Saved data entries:
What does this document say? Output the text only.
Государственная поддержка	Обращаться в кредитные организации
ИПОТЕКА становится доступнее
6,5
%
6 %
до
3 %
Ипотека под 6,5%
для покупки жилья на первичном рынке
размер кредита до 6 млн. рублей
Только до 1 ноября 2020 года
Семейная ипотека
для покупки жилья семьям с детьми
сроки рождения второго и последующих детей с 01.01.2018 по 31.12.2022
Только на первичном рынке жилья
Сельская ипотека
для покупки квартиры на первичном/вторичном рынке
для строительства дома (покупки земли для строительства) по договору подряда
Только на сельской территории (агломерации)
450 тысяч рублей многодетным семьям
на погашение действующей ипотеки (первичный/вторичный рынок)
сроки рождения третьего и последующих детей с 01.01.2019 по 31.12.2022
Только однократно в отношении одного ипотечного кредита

---

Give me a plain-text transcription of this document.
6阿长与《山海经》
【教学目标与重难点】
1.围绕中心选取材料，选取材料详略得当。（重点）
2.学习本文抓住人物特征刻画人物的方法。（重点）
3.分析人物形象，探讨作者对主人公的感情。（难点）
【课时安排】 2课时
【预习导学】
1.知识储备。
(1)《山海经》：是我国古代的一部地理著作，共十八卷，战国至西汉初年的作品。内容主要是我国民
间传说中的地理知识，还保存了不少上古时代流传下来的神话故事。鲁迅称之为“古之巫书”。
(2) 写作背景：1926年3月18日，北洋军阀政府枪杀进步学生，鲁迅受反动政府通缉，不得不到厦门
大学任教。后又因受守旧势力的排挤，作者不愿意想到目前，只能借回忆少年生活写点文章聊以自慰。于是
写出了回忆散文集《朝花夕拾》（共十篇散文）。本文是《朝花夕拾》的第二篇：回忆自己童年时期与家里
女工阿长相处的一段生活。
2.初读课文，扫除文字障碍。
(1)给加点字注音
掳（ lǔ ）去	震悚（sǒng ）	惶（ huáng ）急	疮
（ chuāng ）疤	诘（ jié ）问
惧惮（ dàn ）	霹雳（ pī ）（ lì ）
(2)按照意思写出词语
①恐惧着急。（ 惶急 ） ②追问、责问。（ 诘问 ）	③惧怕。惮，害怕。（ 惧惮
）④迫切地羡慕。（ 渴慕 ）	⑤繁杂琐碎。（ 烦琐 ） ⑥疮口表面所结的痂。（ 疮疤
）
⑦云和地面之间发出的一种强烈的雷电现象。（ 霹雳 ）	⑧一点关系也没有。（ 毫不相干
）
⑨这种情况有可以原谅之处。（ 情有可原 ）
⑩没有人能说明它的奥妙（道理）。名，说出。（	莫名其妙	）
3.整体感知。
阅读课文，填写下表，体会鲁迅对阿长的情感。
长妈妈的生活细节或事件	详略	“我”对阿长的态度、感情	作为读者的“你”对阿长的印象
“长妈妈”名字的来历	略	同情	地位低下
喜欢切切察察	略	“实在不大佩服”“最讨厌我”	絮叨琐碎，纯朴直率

**EXERCISE:**
Find the lines above holding the word "document" and show them.

**RESPONSE:**
What does this document say? Output the text only.
Give me a plain-text transcription of this document.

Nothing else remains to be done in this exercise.